REQUIREMENT: Take the line containing "Read this page and output its text content." and all lines after it to the end of the records, and output them exactly.

____

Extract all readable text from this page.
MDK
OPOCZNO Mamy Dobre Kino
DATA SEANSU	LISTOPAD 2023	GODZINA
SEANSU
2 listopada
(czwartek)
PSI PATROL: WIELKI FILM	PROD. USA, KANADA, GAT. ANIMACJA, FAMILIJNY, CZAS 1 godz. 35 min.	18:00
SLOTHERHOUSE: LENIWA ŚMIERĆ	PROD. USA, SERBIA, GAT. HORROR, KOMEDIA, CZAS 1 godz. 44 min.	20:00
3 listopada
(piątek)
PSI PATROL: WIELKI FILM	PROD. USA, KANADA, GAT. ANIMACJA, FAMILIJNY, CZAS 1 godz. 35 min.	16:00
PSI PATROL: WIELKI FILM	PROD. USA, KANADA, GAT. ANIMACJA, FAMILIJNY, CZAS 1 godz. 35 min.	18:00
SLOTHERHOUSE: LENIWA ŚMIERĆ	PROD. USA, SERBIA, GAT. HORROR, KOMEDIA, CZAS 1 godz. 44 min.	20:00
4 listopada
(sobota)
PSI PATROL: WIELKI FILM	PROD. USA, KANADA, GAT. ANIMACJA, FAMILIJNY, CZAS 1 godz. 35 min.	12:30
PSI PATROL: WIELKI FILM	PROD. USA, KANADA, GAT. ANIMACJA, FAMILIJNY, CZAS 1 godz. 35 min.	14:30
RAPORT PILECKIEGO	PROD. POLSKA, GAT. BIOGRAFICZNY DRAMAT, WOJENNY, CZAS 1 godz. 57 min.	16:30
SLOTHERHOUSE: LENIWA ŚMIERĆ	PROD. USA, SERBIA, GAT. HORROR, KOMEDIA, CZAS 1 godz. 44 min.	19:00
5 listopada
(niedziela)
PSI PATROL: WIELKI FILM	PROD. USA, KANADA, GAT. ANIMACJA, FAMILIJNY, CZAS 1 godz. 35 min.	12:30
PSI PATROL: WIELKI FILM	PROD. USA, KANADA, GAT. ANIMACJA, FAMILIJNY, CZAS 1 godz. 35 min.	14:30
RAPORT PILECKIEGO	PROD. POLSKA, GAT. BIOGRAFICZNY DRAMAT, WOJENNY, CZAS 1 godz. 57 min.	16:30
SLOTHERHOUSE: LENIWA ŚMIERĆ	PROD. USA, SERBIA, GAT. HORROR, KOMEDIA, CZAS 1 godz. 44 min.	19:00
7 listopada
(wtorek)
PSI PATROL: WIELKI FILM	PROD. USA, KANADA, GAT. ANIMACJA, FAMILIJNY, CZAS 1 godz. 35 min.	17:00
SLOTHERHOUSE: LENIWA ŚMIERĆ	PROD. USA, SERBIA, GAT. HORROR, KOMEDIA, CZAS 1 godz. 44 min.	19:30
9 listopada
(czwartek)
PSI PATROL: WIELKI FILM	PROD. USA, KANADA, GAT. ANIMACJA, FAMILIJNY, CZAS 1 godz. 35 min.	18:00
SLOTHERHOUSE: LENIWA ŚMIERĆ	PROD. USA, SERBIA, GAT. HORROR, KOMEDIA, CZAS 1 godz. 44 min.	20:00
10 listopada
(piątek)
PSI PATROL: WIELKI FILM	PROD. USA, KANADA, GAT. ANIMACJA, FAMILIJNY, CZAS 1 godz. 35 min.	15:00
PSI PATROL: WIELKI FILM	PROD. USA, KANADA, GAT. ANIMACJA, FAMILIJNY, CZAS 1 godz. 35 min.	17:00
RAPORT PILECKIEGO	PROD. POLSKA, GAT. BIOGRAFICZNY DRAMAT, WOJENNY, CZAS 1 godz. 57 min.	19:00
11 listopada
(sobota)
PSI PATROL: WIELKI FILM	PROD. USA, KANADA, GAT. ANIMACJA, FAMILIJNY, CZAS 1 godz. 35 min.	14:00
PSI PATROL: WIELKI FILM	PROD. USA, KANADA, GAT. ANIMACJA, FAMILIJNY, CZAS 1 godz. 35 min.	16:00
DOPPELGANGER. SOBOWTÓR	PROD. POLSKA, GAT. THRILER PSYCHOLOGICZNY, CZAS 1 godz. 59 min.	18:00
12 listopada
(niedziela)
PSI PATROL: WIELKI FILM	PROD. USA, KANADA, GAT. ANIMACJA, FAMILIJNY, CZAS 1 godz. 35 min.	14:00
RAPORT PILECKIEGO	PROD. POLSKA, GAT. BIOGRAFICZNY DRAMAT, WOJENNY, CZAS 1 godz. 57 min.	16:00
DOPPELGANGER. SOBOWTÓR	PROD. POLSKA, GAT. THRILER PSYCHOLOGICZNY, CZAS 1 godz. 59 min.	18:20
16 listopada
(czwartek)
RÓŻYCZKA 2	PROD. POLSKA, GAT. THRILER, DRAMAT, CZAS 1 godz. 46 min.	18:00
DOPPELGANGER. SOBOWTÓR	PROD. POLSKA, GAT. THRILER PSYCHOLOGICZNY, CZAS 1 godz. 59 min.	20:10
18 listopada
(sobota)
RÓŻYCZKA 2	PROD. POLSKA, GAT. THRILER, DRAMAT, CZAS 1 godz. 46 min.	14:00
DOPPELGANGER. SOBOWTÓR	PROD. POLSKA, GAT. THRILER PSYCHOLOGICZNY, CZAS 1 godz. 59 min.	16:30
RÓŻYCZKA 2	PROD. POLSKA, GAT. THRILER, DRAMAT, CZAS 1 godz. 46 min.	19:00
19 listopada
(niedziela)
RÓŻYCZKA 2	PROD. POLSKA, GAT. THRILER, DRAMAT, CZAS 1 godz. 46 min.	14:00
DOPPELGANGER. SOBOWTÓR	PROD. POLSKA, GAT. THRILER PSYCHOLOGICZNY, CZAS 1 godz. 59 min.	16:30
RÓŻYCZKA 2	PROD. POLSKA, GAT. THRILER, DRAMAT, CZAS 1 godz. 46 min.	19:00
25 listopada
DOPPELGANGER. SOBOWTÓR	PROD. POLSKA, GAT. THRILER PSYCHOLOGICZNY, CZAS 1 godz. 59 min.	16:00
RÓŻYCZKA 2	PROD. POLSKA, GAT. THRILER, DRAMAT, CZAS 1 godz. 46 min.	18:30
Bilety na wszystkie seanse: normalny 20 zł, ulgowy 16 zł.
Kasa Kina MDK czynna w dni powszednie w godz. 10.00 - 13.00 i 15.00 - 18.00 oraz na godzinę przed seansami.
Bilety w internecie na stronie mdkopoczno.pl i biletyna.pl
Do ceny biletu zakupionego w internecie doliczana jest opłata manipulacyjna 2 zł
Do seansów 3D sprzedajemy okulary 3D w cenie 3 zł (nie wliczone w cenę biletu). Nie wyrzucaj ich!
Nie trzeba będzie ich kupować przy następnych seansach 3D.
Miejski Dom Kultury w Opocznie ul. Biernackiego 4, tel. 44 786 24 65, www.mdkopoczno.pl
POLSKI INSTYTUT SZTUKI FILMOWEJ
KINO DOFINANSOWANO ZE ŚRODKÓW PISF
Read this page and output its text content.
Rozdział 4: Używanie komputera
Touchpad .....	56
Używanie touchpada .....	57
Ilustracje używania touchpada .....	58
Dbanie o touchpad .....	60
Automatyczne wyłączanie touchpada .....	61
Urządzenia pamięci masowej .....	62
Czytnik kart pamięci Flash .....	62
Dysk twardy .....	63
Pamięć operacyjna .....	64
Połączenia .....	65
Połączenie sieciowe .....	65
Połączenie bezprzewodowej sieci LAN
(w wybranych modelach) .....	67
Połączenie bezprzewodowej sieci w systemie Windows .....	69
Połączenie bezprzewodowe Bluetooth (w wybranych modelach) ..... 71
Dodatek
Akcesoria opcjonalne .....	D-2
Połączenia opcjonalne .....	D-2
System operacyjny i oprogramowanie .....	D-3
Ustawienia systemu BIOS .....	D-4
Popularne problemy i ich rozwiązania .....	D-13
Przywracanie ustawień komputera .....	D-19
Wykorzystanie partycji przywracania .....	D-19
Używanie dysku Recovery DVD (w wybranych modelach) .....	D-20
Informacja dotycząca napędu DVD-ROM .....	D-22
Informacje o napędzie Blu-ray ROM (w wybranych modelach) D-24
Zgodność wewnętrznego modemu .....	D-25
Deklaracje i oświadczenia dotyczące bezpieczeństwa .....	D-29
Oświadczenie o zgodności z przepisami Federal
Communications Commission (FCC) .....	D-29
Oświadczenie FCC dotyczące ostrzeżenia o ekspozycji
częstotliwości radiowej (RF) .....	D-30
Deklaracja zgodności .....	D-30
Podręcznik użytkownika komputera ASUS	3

____

ANSWER TO THIS TASK:
Read this page and output its text content.
Rozdział 4: Używanie komputera
Touchpad .....	56
Używanie touchpada .....	57
Ilustracje używania touchpada .....	58
Dbanie o touchpad .....	60
Automatyczne wyłączanie touchpada .....	61
Urządzenia pamięci masowej .....	62
Czytnik kart pamięci Flash .....	62
Dysk twardy .....	63
Pamięć operacyjna .....	64
Połączenia .....	65
Połączenie sieciowe .....	65
Połączenie bezprzewodowej sieci LAN
(w wybranych modelach) .....	67
Połączenie bezprzewodowej sieci w systemie Windows .....	69
Połączenie bezprzewodowe Bluetooth (w wybranych modelach) ..... 71
Dodatek
Akcesoria opcjonalne .....	D-2
Połączenia opcjonalne .....	D-2
System operacyjny i oprogramowanie .....	D-3
Ustawienia systemu BIOS .....	D-4
Popularne problemy i ich rozwiązania .....	D-13
Przywracanie ustawień komputera .....	D-19
Wykorzystanie partycji przywracania .....	D-19
Używanie dysku Recovery DVD (w wybranych modelach) .....	D-20
Informacja dotycząca napędu DVD-ROM .....	D-22
Informacje o napędzie Blu-ray ROM (w wybranych modelach) D-24
Zgodność wewnętrznego modemu .....	D-25
Deklaracje i oświadczenia dotyczące bezpieczeństwa .....	D-29
Oświadczenie o zgodności z przepisami Federal
Communications Commission (FCC) .....	D-29
Oświadczenie FCC dotyczące ostrzeżenia o ekspozycji
częstotliwości radiowej (RF) .....	D-30
Deklaracja zgodności .....	D-30
Podręcznik użytkownika komputera ASUS	3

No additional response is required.